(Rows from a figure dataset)
* Begin *

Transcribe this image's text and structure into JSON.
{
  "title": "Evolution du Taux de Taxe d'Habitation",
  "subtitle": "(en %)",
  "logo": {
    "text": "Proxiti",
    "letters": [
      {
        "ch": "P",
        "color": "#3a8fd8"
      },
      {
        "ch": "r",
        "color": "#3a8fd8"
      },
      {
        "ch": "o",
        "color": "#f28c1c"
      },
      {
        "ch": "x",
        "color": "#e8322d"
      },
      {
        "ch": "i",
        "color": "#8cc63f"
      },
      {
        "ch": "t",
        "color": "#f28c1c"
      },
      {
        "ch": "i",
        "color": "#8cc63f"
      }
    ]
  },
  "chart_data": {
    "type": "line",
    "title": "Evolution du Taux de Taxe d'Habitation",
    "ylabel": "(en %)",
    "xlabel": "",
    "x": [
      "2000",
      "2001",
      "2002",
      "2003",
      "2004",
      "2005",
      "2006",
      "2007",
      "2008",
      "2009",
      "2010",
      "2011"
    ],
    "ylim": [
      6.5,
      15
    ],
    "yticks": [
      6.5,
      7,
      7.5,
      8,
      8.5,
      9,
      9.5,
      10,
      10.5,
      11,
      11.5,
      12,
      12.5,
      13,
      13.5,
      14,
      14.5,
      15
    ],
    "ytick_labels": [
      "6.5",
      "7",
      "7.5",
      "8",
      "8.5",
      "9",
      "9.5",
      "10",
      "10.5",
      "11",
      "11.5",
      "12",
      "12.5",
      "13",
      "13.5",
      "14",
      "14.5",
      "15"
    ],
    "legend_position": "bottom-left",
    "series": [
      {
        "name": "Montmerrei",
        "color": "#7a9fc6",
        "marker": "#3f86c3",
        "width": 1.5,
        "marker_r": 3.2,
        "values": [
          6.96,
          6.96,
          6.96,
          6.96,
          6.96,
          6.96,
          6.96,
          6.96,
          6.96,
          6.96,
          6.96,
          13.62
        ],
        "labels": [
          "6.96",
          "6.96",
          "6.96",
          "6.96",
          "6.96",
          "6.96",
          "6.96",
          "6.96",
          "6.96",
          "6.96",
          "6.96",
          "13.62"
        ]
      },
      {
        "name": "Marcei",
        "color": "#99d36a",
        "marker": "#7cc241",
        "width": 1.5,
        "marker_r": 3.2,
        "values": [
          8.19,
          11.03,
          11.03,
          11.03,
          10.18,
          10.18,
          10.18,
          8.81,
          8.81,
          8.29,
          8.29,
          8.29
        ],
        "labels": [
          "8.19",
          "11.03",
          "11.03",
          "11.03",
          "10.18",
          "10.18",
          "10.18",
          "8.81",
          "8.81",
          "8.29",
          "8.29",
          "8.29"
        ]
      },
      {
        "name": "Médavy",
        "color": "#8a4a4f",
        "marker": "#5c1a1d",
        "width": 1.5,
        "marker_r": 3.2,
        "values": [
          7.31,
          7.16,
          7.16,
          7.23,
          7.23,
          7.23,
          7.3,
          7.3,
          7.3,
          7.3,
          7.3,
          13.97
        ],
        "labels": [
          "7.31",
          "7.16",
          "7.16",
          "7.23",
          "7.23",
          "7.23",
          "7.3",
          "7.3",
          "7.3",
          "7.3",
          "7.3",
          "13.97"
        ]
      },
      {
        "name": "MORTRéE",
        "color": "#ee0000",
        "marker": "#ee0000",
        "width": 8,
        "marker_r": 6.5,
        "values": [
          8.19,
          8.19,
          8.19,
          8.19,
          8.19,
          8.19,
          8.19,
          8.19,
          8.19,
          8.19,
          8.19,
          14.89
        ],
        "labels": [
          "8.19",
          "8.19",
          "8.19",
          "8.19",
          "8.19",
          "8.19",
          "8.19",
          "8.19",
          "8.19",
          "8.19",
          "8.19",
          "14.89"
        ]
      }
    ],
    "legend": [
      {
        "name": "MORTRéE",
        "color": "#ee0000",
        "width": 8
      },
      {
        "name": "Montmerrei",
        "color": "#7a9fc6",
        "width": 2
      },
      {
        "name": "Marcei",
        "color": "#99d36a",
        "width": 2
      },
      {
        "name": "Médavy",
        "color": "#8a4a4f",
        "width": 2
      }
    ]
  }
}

* End *
* Begin *

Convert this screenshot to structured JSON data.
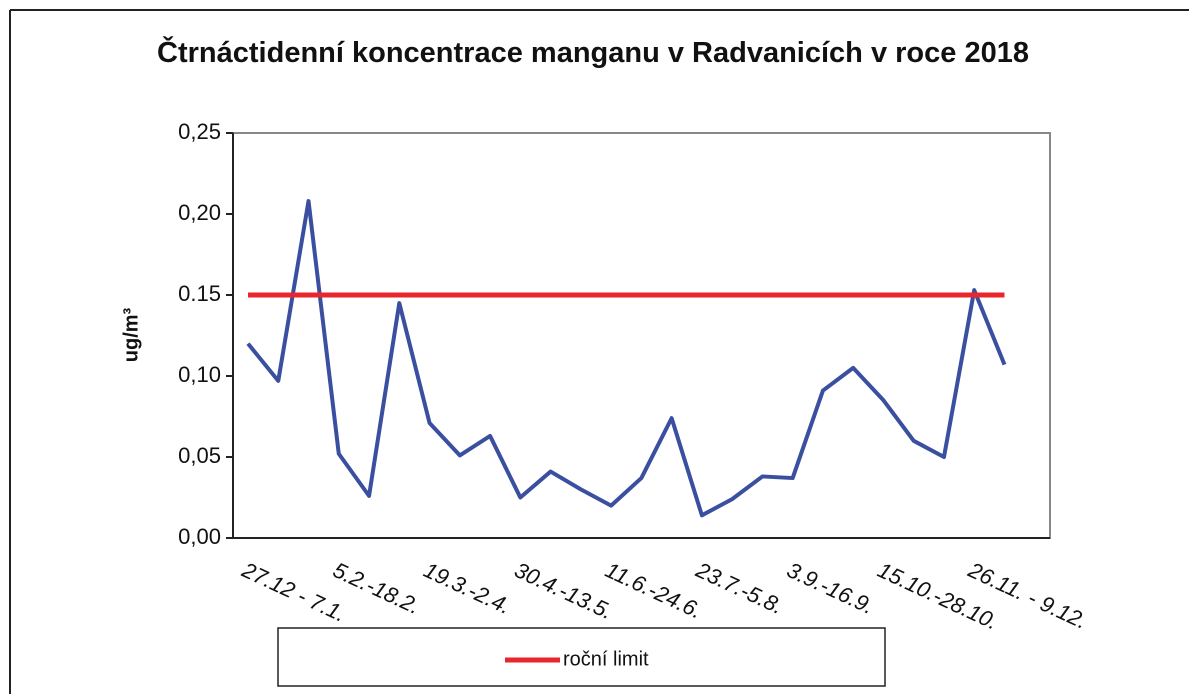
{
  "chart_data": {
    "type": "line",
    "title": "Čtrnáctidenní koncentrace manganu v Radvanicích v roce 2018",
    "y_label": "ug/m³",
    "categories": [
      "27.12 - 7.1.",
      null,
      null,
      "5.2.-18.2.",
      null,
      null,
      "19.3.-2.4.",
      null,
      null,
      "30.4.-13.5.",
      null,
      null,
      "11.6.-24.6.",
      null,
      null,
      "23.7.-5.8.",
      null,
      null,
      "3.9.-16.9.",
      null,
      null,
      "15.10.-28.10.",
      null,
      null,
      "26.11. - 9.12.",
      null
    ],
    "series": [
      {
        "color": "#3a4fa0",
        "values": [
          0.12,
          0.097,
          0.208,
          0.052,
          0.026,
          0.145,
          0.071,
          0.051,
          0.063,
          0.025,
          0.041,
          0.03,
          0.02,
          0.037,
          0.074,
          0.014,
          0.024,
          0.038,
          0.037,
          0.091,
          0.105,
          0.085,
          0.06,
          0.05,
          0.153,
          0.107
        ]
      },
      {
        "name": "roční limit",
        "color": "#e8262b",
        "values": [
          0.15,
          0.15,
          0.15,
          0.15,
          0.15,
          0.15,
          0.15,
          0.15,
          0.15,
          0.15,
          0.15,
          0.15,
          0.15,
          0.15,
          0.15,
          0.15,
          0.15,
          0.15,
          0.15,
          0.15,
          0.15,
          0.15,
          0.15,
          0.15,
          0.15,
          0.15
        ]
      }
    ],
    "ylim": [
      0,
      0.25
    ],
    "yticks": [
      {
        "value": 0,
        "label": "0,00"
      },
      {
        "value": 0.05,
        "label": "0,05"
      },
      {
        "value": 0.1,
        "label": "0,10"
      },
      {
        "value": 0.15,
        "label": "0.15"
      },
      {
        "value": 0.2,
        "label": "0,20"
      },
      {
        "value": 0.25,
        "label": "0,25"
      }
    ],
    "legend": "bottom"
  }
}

* End *

> **THE REQUEST**:
Lines that hold "Taxe" are the ones to copy; find all of them.

> **REPLY**:
  "title": "Evolution du Taux de Taxe d'Habitation",
    "title": "Evolution du Taux de Taxe d'Habitation",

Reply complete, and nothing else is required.